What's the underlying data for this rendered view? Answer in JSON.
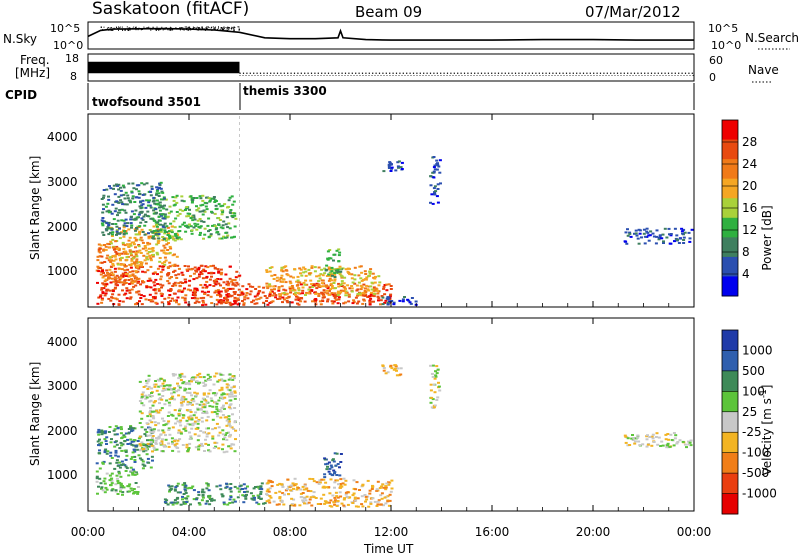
{
  "header": {
    "station": "Saskatoon (fitACF)",
    "beam": "Beam 09",
    "date": "07/Mar/2012"
  },
  "noise_panel": {
    "left_label": "N.Sky",
    "right_label": "N.Search",
    "left_ticks": [
      "10^5",
      "10^0"
    ],
    "right_ticks": [
      "10^5",
      "10^0"
    ]
  },
  "freq_panel": {
    "left_label_line1": "Freq.",
    "left_label_line2": "[MHz]",
    "right_label": "Nave",
    "left_ticks": [
      "18",
      "8"
    ],
    "right_ticks": [
      "60",
      "0"
    ]
  },
  "cpid_panel": {
    "label": "CPID",
    "programs": [
      {
        "name": "twofsound 3501",
        "start_hour": 0,
        "end_hour": 6
      },
      {
        "name": "themis 3300",
        "start_hour": 6,
        "end_hour": 24
      }
    ]
  },
  "power_panel": {
    "ylabel": "Slant Range [km]",
    "yticks": [
      "4000",
      "3000",
      "2000",
      "1000"
    ],
    "colorbar_label": "Power [dB]",
    "colorbar_ticks": [
      "28",
      "24",
      "20",
      "16",
      "12",
      "8",
      "4"
    ],
    "colors": [
      "#0000ee",
      "#2b4fb0",
      "#3f7f5f",
      "#2fb040",
      "#a9d13a",
      "#f5a623",
      "#f07a18",
      "#e84a10",
      "#ee0000"
    ]
  },
  "velocity_panel": {
    "ylabel": "Slant Range [km]",
    "yticks": [
      "4000",
      "3000",
      "2000",
      "1000"
    ],
    "colorbar_label": "Velocity [m s^-1]",
    "colorbar_ticks": [
      "1000",
      "500",
      "100",
      "25",
      "-25",
      "-100",
      "-500",
      "-1000"
    ],
    "colors": [
      "#1f3aa8",
      "#2f5fae",
      "#3e8a58",
      "#5cc43a",
      "#c8c8c8",
      "#f2b423",
      "#f07e18",
      "#ea3e10",
      "#e60000"
    ]
  },
  "x_axis": {
    "ticks": [
      "00:00",
      "04:00",
      "08:00",
      "12:00",
      "16:00",
      "20:00",
      "00:00"
    ],
    "label": "Time UT"
  },
  "chart_data": [
    {
      "type": "line",
      "name": "noise",
      "xlabel": "Time UT",
      "xlim": [
        0,
        24
      ],
      "ylim_log10": [
        0,
        5
      ],
      "series": [
        {
          "name": "N.Sky",
          "x": [
            0,
            0.5,
            1,
            2,
            3,
            4,
            5,
            6,
            7,
            8,
            9,
            9.9,
            10,
            10.1,
            11,
            12,
            14,
            16,
            18,
            20,
            22,
            24
          ],
          "log10": [
            2.3,
            3.6,
            3.9,
            3.95,
            4.0,
            3.9,
            3.7,
            3.2,
            2.0,
            1.8,
            1.8,
            2.0,
            3.5,
            2.0,
            1.6,
            1.5,
            1.5,
            1.5,
            1.6,
            1.6,
            1.5,
            1.5
          ]
        }
      ]
    },
    {
      "type": "line",
      "name": "frequency-nave",
      "xlabel": "Time UT",
      "xlim": [
        0,
        24
      ],
      "series": [
        {
          "name": "Freq. [MHz]",
          "x": [
            0,
            6,
            6,
            24
          ],
          "values": [
            13,
            13,
            10.5,
            10.5
          ],
          "ylim": [
            8,
            18
          ]
        },
        {
          "name": "Nave",
          "x": [
            6,
            24
          ],
          "values": [
            12,
            12
          ],
          "ylim": [
            0,
            60
          ]
        }
      ]
    },
    {
      "type": "heatmap",
      "name": "power",
      "xlabel": "Time UT",
      "ylabel": "Slant Range [km]",
      "xlim": [
        0,
        24
      ],
      "ylim": [
        180,
        4500
      ],
      "value_label": "Power [dB]",
      "value_range": [
        0,
        32
      ],
      "regions": [
        {
          "t0": 0.3,
          "t1": 6.0,
          "r0": 200,
          "r1": 1100,
          "value": 27
        },
        {
          "t0": 0.3,
          "t1": 2.0,
          "r0": 700,
          "r1": 1600,
          "value": 22
        },
        {
          "t0": 0.8,
          "t1": 3.5,
          "r0": 1100,
          "r1": 2000,
          "value": 18
        },
        {
          "t0": 2.5,
          "t1": 5.8,
          "r0": 1700,
          "r1": 2700,
          "value": 12
        },
        {
          "t0": 0.5,
          "t1": 3.0,
          "r0": 1800,
          "r1": 3000,
          "value": 9
        },
        {
          "t0": 5.0,
          "t1": 12.0,
          "r0": 200,
          "r1": 700,
          "value": 28
        },
        {
          "t0": 7.0,
          "t1": 11.5,
          "r0": 400,
          "r1": 1100,
          "value": 18
        },
        {
          "t0": 9.3,
          "t1": 10.0,
          "r0": 800,
          "r1": 1500,
          "value": 12
        },
        {
          "t0": 11.5,
          "t1": 13.0,
          "r0": 200,
          "r1": 400,
          "value": 6
        },
        {
          "t0": 11.6,
          "t1": 12.4,
          "r0": 3250,
          "r1": 3500,
          "value": 7
        },
        {
          "t0": 13.5,
          "t1": 13.9,
          "r0": 2500,
          "r1": 3600,
          "value": 5
        },
        {
          "t0": 21.2,
          "t1": 23.9,
          "r0": 1600,
          "r1": 1950,
          "value": 6
        }
      ]
    },
    {
      "type": "heatmap",
      "name": "velocity",
      "xlabel": "Time UT",
      "ylabel": "Slant Range [km]",
      "xlim": [
        0,
        24
      ],
      "ylim": [
        180,
        4500
      ],
      "value_label": "Velocity [m s^-1]",
      "value_range": [
        -1000,
        1000
      ],
      "regions": [
        {
          "t0": 0.3,
          "t1": 2.0,
          "r0": 500,
          "r1": 1100,
          "value": 60
        },
        {
          "t0": 0.3,
          "t1": 2.5,
          "r0": 1100,
          "r1": 2100,
          "value": 200
        },
        {
          "t0": 2.0,
          "t1": 5.8,
          "r0": 1500,
          "r1": 3300,
          "value": 0
        },
        {
          "t0": 3.0,
          "t1": 7.0,
          "r0": 300,
          "r1": 800,
          "value": 150
        },
        {
          "t0": 7.0,
          "t1": 12.0,
          "r0": 250,
          "r1": 900,
          "value": -80
        },
        {
          "t0": 9.3,
          "t1": 10.0,
          "r0": 900,
          "r1": 1500,
          "value": 500
        },
        {
          "t0": 11.6,
          "t1": 12.4,
          "r0": 3250,
          "r1": 3500,
          "value": -60
        },
        {
          "t0": 13.5,
          "t1": 13.9,
          "r0": 2500,
          "r1": 3500,
          "value": 0
        },
        {
          "t0": 21.2,
          "t1": 23.9,
          "r0": 1600,
          "r1": 1950,
          "value": 0
        }
      ]
    }
  ]
}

### Given exercise:
Reproduce each line exactly as it appears, omitting the pictures.

### Solution to this task:
What's the underlying data for this rendered view? Answer in JSON.
{
  "header": {
    "station": "Saskatoon (fitACF)",
    "beam": "Beam 09",
    "date": "07/Mar/2012"
  },
  "noise_panel": {
    "left_label": "N.Sky",
    "right_label": "N.Search",
    "left_ticks": [
      "10^5",
      "10^0"
    ],
    "right_ticks": [
      "10^5",
      "10^0"
    ]
  },
  "freq_panel": {
    "left_label_line1": "Freq.",
    "left_label_line2": "[MHz]",
    "right_label": "Nave",
    "left_ticks": [
      "18",
      "8"
    ],
    "right_ticks": [
      "60",
      "0"
    ]
  },
  "cpid_panel": {
    "label": "CPID",
    "programs": [
      {
        "name": "twofsound 3501",
        "start_hour": 0,
        "end_hour": 6
      },
      {
        "name": "themis 3300",
        "start_hour": 6,
        "end_hour": 24
      }
    ]
  },
  "power_panel": {
    "ylabel": "Slant Range [km]",
    "yticks": [
      "4000",
      "3000",
      "2000",
      "1000"
    ],
    "colorbar_label": "Power [dB]",
    "colorbar_ticks": [
      "28",
      "24",
      "20",
      "16",
      "12",
      "8",
      "4"
    ],
    "colors": [
      "#0000ee",
      "#2b4fb0",
      "#3f7f5f",
      "#2fb040",
      "#a9d13a",
      "#f5a623",
      "#f07a18",
      "#e84a10",
      "#ee0000"
    ]
  },
  "velocity_panel": {
    "ylabel": "Slant Range [km]",
    "yticks": [
      "4000",
      "3000",
      "2000",
      "1000"
    ],
    "colorbar_label": "Velocity [m s^-1]",
    "colorbar_ticks": [
      "1000",
      "500",
      "100",
      "25",
      "-25",
      "-100",
      "-500",
      "-1000"
    ],
    "colors": [
      "#1f3aa8",
      "#2f5fae",
      "#3e8a58",
      "#5cc43a",
      "#c8c8c8",
      "#f2b423",
      "#f07e18",
      "#ea3e10",
      "#e60000"
    ]
  },
  "x_axis": {
    "ticks": [
      "00:00",
      "04:00",
      "08:00",
      "12:00",
      "16:00",
      "20:00",
      "00:00"
    ],
    "label": "Time UT"
  },
  "chart_data": [
    {
      "type": "line",
      "name": "noise",
      "xlabel": "Time UT",
      "xlim": [
        0,
        24
      ],
      "ylim_log10": [
        0,
        5
      ],
      "series": [
        {
          "name": "N.Sky",
          "x": [
            0,
            0.5,
            1,
            2,
            3,
            4,
            5,
            6,
            7,
            8,
            9,
            9.9,
            10,
            10.1,
            11,
            12,
            14,
            16,
            18,
            20,
            22,
            24
          ],
          "log10": [
            2.3,
            3.6,
            3.9,
            3.95,
            4.0,
            3.9,
            3.7,
            3.2,
            2.0,
            1.8,
            1.8,
            2.0,
            3.5,
            2.0,
            1.6,
            1.5,
            1.5,
            1.5,
            1.6,
            1.6,
            1.5,
            1.5
          ]
        }
      ]
    },
    {
      "type": "line",
      "name": "frequency-nave",
      "xlabel": "Time UT",
      "xlim": [
        0,
        24
      ],
      "series": [
        {
          "name": "Freq. [MHz]",
          "x": [
            0,
            6,
            6,
            24
          ],
          "values": [
            13,
            13,
            10.5,
            10.5
          ],
          "ylim": [
            8,
            18
          ]
        },
        {
          "name": "Nave",
          "x": [
            6,
            24
          ],
          "values": [
            12,
            12
          ],
          "ylim": [
            0,
            60
          ]
        }
      ]
    },
    {
      "type": "heatmap",
      "name": "power",
      "xlabel": "Time UT",
      "ylabel": "Slant Range [km]",
      "xlim": [
        0,
        24
      ],
      "ylim": [
        180,
        4500
      ],
      "value_label": "Power [dB]",
      "value_range": [
        0,
        32
      ],
      "regions": [
        {
          "t0": 0.3,
          "t1": 6.0,
          "r0": 200,
          "r1": 1100,
          "value": 27
        },
        {
          "t0": 0.3,
          "t1": 2.0,
          "r0": 700,
          "r1": 1600,
          "value": 22
        },
        {
          "t0": 0.8,
          "t1": 3.5,
          "r0": 1100,
          "r1": 2000,
          "value": 18
        },
        {
          "t0": 2.5,
          "t1": 5.8,
          "r0": 1700,
          "r1": 2700,
          "value": 12
        },
        {
          "t0": 0.5,
          "t1": 3.0,
          "r0": 1800,
          "r1": 3000,
          "value": 9
        },
        {
          "t0": 5.0,
          "t1": 12.0,
          "r0": 200,
          "r1": 700,
          "value": 28
        },
        {
          "t0": 7.0,
          "t1": 11.5,
          "r0": 400,
          "r1": 1100,
          "value": 18
        },
        {
          "t0": 9.3,
          "t1": 10.0,
          "r0": 800,
          "r1": 1500,
          "value": 12
        },
        {
          "t0": 11.5,
          "t1": 13.0,
          "r0": 200,
          "r1": 400,
          "value": 6
        },
        {
          "t0": 11.6,
          "t1": 12.4,
          "r0": 3250,
          "r1": 3500,
          "value": 7
        },
        {
          "t0": 13.5,
          "t1": 13.9,
          "r0": 2500,
          "r1": 3600,
          "value": 5
        },
        {
          "t0": 21.2,
          "t1": 23.9,
          "r0": 1600,
          "r1": 1950,
          "value": 6
        }
      ]
    },
    {
      "type": "heatmap",
      "name": "velocity",
      "xlabel": "Time UT",
      "ylabel": "Slant Range [km]",
      "xlim": [
        0,
        24
      ],
      "ylim": [
        180,
        4500
      ],
      "value_label": "Velocity [m s^-1]",
      "value_range": [
        -1000,
        1000
      ],
      "regions": [
        {
          "t0": 0.3,
          "t1": 2.0,
          "r0": 500,
          "r1": 1100,
          "value": 60
        },
        {
          "t0": 0.3,
          "t1": 2.5,
          "r0": 1100,
          "r1": 2100,
          "value": 200
        },
        {
          "t0": 2.0,
          "t1": 5.8,
          "r0": 1500,
          "r1": 3300,
          "value": 0
        },
        {
          "t0": 3.0,
          "t1": 7.0,
          "r0": 300,
          "r1": 800,
          "value": 150
        },
        {
          "t0": 7.0,
          "t1": 12.0,
          "r0": 250,
          "r1": 900,
          "value": -80
        },
        {
          "t0": 9.3,
          "t1": 10.0,
          "r0": 900,
          "r1": 1500,
          "value": 500
        },
        {
          "t0": 11.6,
          "t1": 12.4,
          "r0": 3250,
          "r1": 3500,
          "value": -60
        },
        {
          "t0": 13.5,
          "t1": 13.9,
          "r0": 2500,
          "r1": 3500,
          "value": 0
        },
        {
          "t0": 21.2,
          "t1": 23.9,
          "r0": 1600,
          "r1": 1950,
          "value": 0
        }
      ]
    }
  ]
}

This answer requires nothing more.